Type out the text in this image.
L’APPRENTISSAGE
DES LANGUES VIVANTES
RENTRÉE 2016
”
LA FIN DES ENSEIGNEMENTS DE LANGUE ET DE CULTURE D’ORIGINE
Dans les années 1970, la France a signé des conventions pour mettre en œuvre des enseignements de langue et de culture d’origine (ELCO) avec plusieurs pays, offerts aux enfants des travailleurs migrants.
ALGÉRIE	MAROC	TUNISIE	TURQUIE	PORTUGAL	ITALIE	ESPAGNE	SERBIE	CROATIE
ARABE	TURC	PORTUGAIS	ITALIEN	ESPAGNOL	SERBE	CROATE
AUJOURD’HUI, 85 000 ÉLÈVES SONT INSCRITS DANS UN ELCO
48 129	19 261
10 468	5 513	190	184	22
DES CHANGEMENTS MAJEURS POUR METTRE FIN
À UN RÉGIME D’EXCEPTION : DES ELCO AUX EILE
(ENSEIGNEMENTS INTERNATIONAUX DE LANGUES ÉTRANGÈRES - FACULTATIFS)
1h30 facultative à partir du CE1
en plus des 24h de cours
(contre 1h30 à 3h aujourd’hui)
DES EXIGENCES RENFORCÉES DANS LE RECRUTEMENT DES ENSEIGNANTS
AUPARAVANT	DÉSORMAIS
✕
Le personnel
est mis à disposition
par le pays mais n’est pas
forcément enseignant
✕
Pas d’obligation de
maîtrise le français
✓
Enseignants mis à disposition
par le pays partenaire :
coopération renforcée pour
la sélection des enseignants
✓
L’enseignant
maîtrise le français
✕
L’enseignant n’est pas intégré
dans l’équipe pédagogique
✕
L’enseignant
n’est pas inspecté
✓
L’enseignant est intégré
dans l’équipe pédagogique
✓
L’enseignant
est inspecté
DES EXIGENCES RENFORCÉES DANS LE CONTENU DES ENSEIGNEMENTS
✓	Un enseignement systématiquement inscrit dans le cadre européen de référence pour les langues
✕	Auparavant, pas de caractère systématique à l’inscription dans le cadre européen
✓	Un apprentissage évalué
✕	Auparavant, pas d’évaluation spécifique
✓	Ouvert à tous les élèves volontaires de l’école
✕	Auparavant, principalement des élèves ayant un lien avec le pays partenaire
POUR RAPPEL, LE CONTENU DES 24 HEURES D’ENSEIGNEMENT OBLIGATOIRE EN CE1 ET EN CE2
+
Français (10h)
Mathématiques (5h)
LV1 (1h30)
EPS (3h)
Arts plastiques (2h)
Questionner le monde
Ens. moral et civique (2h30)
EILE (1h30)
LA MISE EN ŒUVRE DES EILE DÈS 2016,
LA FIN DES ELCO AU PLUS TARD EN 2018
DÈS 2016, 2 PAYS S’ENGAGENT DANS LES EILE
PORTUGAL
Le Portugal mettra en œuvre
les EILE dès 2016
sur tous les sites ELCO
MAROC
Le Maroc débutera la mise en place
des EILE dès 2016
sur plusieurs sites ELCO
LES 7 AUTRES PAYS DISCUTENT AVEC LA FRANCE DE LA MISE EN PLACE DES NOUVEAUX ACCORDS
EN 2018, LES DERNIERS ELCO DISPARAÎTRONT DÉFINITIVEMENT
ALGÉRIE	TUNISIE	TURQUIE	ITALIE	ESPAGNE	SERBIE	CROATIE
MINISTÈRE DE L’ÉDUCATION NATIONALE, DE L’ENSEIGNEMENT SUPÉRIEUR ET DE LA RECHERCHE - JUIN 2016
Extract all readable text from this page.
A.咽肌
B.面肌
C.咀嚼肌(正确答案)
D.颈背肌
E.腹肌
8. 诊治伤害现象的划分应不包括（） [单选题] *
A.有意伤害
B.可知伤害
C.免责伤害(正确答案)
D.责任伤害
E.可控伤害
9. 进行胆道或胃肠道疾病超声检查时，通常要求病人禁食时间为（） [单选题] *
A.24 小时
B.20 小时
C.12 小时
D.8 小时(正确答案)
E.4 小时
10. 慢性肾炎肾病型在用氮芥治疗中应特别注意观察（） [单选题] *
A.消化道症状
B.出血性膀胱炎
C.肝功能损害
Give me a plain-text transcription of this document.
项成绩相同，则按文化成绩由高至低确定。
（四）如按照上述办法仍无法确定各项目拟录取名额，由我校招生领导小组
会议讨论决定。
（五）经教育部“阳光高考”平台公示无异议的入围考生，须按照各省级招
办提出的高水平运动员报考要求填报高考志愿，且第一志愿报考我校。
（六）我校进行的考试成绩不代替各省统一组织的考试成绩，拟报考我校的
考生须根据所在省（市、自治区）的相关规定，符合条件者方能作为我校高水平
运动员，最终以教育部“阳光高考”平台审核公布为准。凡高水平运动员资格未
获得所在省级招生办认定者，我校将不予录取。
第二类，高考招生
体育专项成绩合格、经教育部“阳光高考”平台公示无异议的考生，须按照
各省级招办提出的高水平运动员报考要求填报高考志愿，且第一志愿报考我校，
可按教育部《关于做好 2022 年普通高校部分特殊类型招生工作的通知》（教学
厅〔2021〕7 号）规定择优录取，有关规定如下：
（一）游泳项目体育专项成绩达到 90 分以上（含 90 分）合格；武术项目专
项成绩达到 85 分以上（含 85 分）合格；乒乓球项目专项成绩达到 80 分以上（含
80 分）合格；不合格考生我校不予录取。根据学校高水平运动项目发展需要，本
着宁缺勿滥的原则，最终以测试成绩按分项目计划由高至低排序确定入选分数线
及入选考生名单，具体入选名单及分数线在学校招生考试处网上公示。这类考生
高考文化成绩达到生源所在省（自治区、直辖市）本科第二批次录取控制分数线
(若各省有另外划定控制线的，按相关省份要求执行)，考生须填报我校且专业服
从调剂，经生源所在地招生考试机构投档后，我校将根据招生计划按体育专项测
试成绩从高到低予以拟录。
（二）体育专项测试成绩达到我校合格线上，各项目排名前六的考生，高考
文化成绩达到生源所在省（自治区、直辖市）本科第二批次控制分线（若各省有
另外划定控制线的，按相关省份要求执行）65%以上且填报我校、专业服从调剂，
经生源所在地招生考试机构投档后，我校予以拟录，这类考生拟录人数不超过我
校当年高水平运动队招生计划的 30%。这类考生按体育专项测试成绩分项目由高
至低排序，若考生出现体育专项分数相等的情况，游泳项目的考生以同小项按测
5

-=-=-

• DIRECTION:
Take the line in which "Extract all readable text from this page." occurs and each subsequent line through the end; give these lines again without alteration.

• TASK RESULT:
Extract all readable text from this page.
A.咽肌
B.面肌
C.咀嚼肌(正确答案)
D.颈背肌
E.腹肌
8. 诊治伤害现象的划分应不包括（） [单选题] *
A.有意伤害
B.可知伤害
C.免责伤害(正确答案)
D.责任伤害
E.可控伤害
9. 进行胆道或胃肠道疾病超声检查时，通常要求病人禁食时间为（） [单选题] *
A.24 小时
B.20 小时
C.12 小时
D.8 小时(正确答案)
E.4 小时
10. 慢性肾炎肾病型在用氮芥治疗中应特别注意观察（） [单选题] *
A.消化道症状
B.出血性膀胱炎
C.肝功能损害
Give me a plain-text transcription of this document.
项成绩相同，则按文化成绩由高至低确定。
（四）如按照上述办法仍无法确定各项目拟录取名额，由我校招生领导小组
会议讨论决定。
（五）经教育部“阳光高考”平台公示无异议的入围考生，须按照各省级招
办提出的高水平运动员报考要求填报高考志愿，且第一志愿报考我校。
（六）我校进行的考试成绩不代替各省统一组织的考试成绩，拟报考我校的
考生须根据所在省（市、自治区）的相关规定，符合条件者方能作为我校高水平
运动员，最终以教育部“阳光高考”平台审核公布为准。凡高水平运动员资格未
获得所在省级招生办认定者，我校将不予录取。
第二类，高考招生
体育专项成绩合格、经教育部“阳光高考”平台公示无异议的考生，须按照
各省级招办提出的高水平运动员报考要求填报高考志愿，且第一志愿报考我校，
可按教育部《关于做好 2022 年普通高校部分特殊类型招生工作的通知》（教学
厅〔2021〕7 号）规定择优录取，有关规定如下：
（一）游泳项目体育专项成绩达到 90 分以上（含 90 分）合格；武术项目专
项成绩达到 85 分以上（含 85 分）合格；乒乓球项目专项成绩达到 80 分以上（含
80 分）合格；不合格考生我校不予录取。根据学校高水平运动项目发展需要，本
着宁缺勿滥的原则，最终以测试成绩按分项目计划由高至低排序确定入选分数线
及入选考生名单，具体入选名单及分数线在学校招生考试处网上公示。这类考生
高考文化成绩达到生源所在省（自治区、直辖市）本科第二批次录取控制分数线
(若各省有另外划定控制线的，按相关省份要求执行)，考生须填报我校且专业服
从调剂，经生源所在地招生考试机构投档后，我校将根据招生计划按体育专项测
试成绩从高到低予以拟录。
（二）体育专项测试成绩达到我校合格线上，各项目排名前六的考生，高考
文化成绩达到生源所在省（自治区、直辖市）本科第二批次控制分线（若各省有
另外划定控制线的，按相关省份要求执行）65%以上且填报我校、专业服从调剂，
经生源所在地招生考试机构投档后，我校予以拟录，这类考生拟录人数不超过我
校当年高水平运动队招生计划的 30%。这类考生按体育专项测试成绩分项目由高
至低排序，若考生出现体育专项分数相等的情况，游泳项目的考生以同小项按测
5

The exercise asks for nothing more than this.